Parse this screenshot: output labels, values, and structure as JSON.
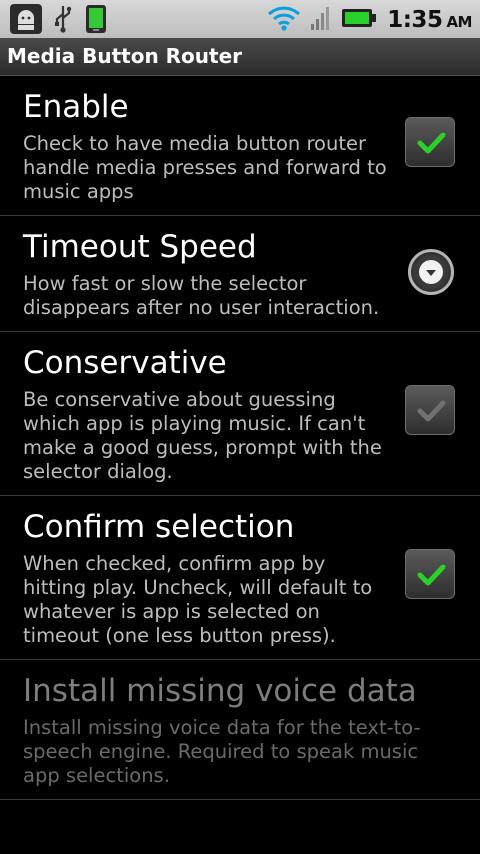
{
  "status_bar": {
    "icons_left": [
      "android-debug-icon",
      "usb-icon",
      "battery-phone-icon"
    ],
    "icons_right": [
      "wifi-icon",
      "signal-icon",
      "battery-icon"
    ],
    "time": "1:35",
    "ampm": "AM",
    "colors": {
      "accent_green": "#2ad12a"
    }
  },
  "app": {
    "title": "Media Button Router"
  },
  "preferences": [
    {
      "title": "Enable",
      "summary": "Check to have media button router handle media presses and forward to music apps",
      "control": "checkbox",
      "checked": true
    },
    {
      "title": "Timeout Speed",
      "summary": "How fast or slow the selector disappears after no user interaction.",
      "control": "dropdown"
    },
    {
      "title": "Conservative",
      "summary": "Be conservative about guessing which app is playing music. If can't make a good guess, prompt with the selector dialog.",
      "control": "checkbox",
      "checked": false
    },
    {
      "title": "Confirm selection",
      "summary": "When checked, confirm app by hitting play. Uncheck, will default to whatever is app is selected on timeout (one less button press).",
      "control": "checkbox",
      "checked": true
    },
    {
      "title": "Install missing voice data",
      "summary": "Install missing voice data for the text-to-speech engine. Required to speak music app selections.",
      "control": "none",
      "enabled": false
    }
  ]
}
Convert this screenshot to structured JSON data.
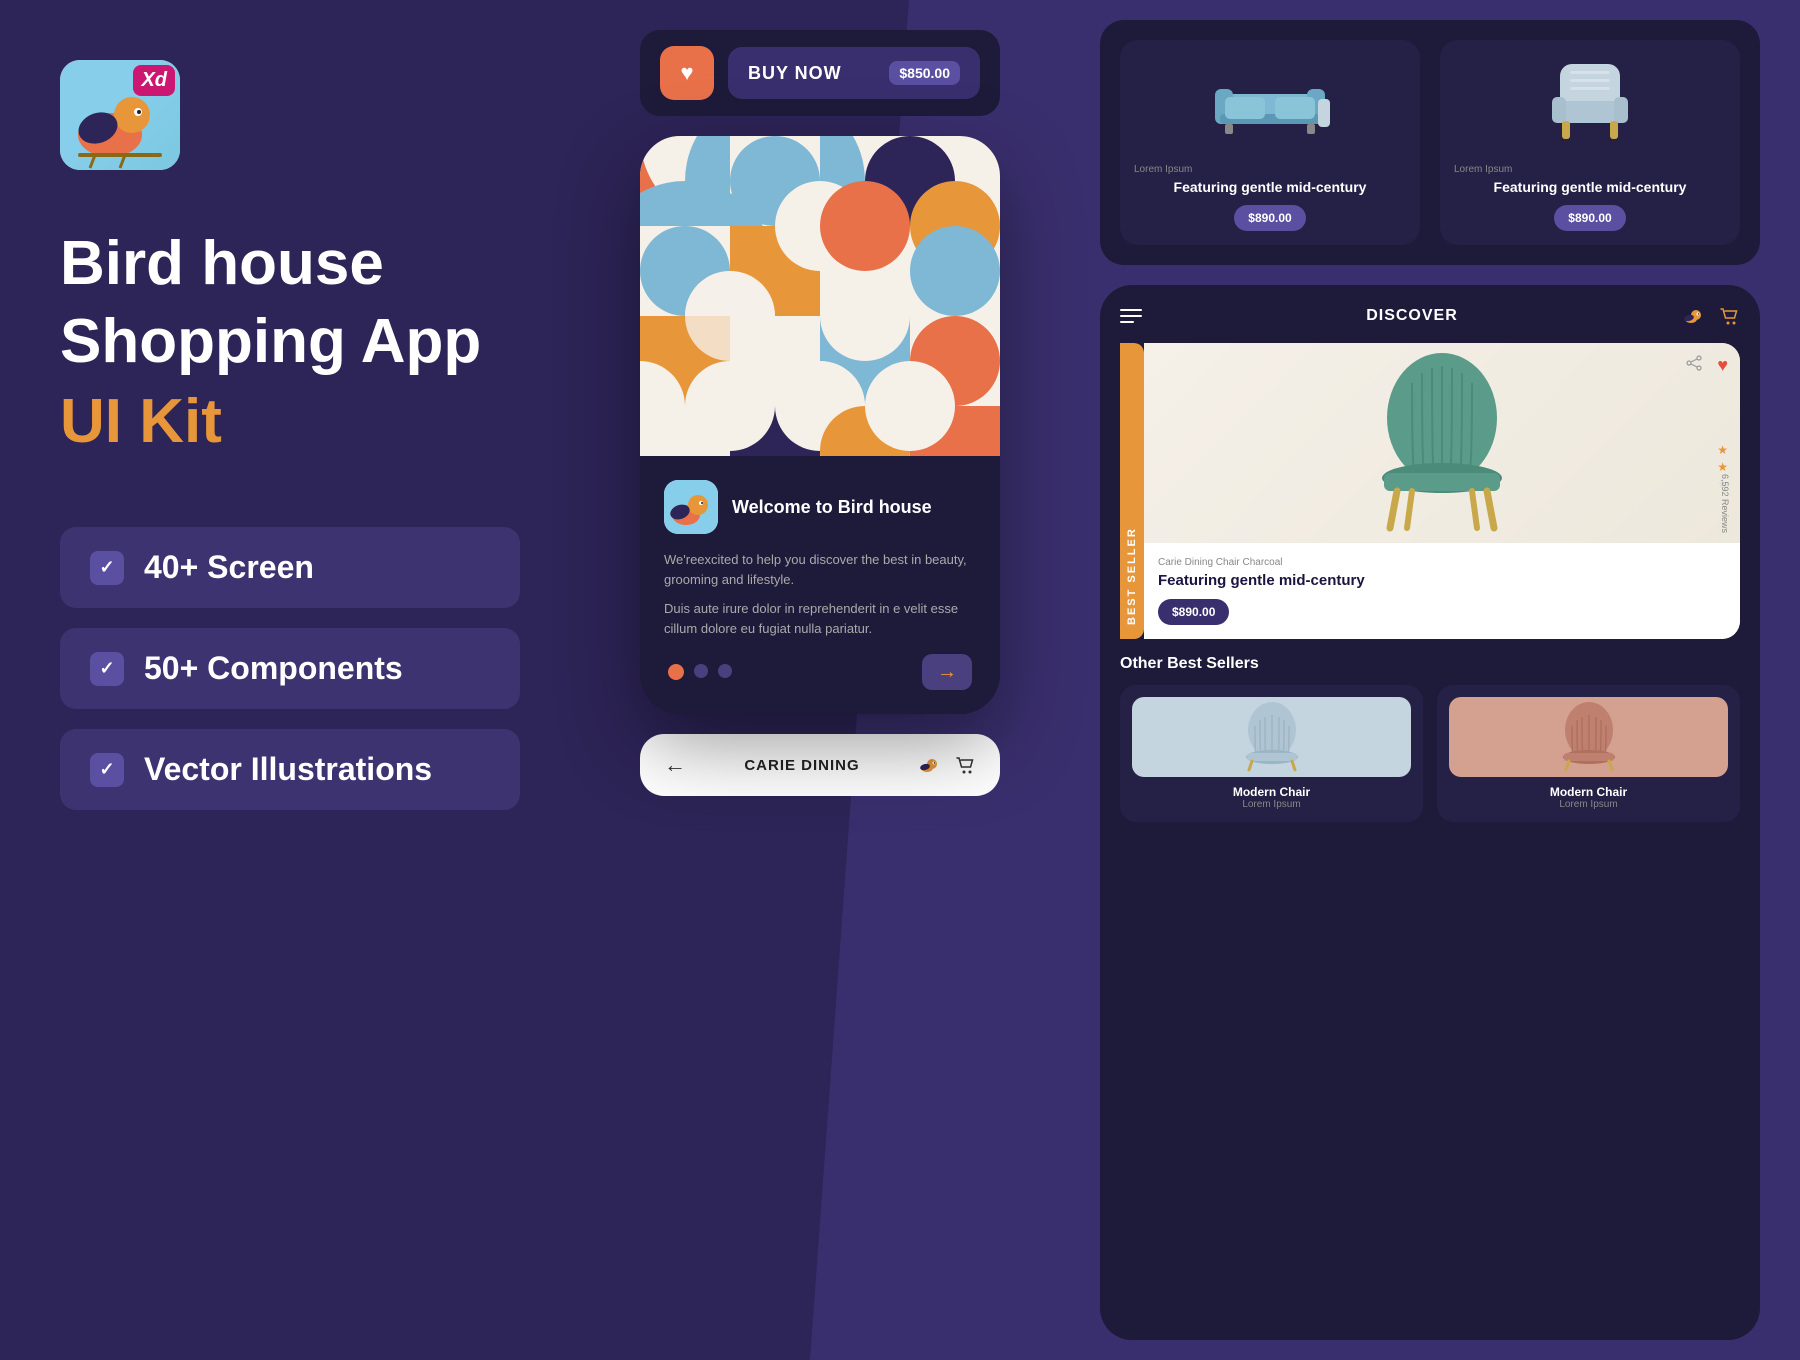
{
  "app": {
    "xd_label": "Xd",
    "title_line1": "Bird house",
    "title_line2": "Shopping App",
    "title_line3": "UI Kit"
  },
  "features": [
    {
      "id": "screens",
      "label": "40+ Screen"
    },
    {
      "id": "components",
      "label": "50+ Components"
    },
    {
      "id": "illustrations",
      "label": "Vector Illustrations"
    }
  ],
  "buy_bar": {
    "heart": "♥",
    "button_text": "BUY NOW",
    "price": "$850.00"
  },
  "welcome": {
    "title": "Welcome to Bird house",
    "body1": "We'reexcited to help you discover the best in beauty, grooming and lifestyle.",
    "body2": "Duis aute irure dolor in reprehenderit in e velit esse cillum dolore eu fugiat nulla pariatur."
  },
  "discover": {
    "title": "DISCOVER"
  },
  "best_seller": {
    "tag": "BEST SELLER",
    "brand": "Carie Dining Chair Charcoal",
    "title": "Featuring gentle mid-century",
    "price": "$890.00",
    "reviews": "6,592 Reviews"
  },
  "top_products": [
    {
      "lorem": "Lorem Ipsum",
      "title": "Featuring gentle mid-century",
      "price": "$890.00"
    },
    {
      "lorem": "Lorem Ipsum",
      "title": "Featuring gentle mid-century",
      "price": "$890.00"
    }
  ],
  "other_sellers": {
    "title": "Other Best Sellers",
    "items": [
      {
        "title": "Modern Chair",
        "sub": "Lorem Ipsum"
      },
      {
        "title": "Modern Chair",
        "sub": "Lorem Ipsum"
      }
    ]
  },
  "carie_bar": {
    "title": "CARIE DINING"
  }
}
^^^^^^^^
The word "music" may appear on some lines of these records; state how many such lines there are, and nothing else.

3